- **Task details**
Copy out each line in the material below that has the word "TradingView".

- **Stored records**

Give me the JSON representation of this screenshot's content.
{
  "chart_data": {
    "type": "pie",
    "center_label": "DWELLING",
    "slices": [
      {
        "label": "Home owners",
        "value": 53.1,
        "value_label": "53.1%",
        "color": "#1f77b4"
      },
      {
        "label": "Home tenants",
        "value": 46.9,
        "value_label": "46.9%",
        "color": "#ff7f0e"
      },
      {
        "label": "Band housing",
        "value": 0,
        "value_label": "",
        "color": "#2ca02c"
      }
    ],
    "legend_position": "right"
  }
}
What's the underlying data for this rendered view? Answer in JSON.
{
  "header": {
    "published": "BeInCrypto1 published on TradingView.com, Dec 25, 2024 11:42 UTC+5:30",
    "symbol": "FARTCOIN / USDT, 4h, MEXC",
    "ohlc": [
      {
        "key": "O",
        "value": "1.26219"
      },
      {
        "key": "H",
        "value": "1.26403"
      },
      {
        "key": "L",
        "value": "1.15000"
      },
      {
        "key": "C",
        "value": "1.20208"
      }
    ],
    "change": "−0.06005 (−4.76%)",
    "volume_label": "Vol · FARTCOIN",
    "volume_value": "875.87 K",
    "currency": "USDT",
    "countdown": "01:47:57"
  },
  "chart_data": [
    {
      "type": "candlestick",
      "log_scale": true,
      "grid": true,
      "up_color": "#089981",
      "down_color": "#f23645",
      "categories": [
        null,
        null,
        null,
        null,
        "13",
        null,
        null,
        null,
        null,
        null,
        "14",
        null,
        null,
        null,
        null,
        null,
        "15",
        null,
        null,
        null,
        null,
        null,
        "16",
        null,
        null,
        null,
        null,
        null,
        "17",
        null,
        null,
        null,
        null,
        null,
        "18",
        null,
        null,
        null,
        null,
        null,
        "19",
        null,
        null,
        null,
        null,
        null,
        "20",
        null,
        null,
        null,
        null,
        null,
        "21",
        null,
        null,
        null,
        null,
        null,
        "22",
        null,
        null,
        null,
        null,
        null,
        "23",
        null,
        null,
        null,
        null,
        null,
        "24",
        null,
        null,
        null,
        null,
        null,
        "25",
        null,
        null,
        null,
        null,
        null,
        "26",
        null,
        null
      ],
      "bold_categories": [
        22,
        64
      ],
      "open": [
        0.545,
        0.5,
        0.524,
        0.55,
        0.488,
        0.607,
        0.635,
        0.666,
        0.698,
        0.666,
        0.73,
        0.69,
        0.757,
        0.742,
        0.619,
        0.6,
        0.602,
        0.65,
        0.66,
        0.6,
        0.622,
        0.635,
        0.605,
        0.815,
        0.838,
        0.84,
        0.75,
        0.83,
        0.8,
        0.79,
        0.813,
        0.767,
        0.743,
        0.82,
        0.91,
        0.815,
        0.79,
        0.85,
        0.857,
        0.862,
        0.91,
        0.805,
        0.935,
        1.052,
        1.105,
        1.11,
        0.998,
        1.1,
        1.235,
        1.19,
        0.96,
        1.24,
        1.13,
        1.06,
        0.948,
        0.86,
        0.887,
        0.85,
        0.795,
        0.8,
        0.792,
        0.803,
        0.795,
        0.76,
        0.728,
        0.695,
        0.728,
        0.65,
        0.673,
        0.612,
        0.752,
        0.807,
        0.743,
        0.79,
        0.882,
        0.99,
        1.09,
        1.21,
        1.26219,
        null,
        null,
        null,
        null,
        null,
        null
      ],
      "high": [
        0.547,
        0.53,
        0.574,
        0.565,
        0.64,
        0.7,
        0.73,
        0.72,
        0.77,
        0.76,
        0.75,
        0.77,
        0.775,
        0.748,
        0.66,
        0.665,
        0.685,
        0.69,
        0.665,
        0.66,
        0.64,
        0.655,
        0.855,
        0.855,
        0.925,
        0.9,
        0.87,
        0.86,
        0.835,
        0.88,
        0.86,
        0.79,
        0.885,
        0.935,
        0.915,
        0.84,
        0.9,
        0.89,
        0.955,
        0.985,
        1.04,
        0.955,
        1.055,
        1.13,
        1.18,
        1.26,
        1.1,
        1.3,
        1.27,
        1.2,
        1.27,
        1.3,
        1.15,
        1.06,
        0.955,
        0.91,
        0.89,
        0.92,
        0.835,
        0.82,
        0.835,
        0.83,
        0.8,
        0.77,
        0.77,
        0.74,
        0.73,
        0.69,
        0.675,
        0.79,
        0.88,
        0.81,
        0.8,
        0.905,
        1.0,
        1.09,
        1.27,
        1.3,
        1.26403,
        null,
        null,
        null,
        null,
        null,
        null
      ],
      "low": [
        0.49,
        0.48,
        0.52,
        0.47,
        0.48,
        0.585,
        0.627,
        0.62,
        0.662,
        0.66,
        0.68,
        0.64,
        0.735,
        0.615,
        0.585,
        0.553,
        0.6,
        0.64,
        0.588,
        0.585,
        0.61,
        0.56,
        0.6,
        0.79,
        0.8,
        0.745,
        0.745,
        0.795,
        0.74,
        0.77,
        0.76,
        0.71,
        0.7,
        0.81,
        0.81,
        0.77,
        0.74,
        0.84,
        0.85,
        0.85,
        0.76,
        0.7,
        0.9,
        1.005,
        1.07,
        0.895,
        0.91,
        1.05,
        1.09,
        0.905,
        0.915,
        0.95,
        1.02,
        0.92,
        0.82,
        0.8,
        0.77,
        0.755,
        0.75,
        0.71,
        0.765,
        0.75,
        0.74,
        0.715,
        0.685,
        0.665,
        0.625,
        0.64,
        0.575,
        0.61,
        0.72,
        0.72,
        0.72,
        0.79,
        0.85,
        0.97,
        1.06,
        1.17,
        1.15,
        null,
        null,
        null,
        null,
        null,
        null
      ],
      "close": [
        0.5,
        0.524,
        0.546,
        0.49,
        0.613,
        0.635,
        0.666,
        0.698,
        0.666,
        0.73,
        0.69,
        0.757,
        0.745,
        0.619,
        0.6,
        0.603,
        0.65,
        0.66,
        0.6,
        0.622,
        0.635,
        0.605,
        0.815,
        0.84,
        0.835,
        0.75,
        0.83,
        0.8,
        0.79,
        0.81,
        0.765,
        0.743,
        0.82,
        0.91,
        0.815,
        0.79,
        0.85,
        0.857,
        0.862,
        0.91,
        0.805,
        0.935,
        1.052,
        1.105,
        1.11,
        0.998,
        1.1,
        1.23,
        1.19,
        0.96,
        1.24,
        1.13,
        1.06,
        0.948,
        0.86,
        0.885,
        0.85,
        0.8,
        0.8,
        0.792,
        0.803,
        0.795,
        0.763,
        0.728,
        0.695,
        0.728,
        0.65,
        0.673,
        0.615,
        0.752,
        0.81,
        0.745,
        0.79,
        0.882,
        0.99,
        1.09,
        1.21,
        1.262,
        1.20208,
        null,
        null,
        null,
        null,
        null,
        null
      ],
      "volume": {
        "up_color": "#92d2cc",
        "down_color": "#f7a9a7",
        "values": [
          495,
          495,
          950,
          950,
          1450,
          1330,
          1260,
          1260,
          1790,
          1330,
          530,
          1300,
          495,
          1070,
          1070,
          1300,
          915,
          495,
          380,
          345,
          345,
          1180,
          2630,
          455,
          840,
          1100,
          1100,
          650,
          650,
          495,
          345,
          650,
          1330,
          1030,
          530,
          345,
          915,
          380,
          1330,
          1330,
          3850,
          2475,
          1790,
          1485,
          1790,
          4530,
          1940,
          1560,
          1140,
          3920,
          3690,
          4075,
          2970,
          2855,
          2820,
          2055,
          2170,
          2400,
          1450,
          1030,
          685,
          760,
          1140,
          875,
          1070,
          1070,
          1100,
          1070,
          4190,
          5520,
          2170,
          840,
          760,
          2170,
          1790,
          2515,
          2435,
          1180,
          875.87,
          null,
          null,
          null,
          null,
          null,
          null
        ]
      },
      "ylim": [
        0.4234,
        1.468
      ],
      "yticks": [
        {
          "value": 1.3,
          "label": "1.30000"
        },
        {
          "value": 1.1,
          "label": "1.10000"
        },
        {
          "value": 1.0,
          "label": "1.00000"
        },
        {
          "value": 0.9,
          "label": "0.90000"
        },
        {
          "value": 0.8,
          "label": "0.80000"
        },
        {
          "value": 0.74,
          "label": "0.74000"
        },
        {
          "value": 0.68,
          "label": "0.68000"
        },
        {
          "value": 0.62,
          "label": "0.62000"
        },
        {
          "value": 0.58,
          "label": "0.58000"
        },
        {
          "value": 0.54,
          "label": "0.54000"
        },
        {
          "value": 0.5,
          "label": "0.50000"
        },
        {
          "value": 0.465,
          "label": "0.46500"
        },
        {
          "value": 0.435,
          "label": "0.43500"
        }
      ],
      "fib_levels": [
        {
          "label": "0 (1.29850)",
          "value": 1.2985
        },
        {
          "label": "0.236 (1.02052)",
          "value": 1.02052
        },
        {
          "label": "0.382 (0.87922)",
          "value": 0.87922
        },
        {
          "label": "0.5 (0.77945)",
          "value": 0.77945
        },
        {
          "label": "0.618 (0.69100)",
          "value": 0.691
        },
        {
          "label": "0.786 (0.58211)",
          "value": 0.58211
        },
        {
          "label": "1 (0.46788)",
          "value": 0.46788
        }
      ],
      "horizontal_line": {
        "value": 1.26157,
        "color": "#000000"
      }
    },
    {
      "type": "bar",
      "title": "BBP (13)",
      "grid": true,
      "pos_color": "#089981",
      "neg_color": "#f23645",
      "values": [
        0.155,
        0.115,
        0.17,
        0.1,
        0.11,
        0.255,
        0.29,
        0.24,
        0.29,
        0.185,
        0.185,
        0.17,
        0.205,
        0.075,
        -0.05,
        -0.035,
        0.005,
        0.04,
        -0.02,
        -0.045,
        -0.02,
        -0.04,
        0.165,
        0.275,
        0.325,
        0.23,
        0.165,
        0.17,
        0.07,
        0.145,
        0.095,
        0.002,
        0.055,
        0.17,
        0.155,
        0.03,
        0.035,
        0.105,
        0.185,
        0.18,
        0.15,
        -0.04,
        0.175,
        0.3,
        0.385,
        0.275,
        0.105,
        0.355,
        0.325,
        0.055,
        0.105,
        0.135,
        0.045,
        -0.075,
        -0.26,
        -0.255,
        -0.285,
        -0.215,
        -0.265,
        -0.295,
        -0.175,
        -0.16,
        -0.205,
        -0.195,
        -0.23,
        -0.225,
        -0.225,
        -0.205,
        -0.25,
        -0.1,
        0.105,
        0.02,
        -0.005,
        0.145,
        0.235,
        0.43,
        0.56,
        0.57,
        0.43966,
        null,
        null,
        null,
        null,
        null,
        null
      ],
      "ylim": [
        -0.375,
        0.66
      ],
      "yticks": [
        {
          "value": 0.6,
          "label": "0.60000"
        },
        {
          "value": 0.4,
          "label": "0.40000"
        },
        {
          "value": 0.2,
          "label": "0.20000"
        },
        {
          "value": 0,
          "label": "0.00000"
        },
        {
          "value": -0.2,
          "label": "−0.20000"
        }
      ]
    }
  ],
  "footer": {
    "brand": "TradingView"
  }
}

- **Correct output**
    "published": "BeInCrypto1 published on TradingView.com, Dec 25, 2024 11:42 UTC+5:30",
    "brand": "TradingView"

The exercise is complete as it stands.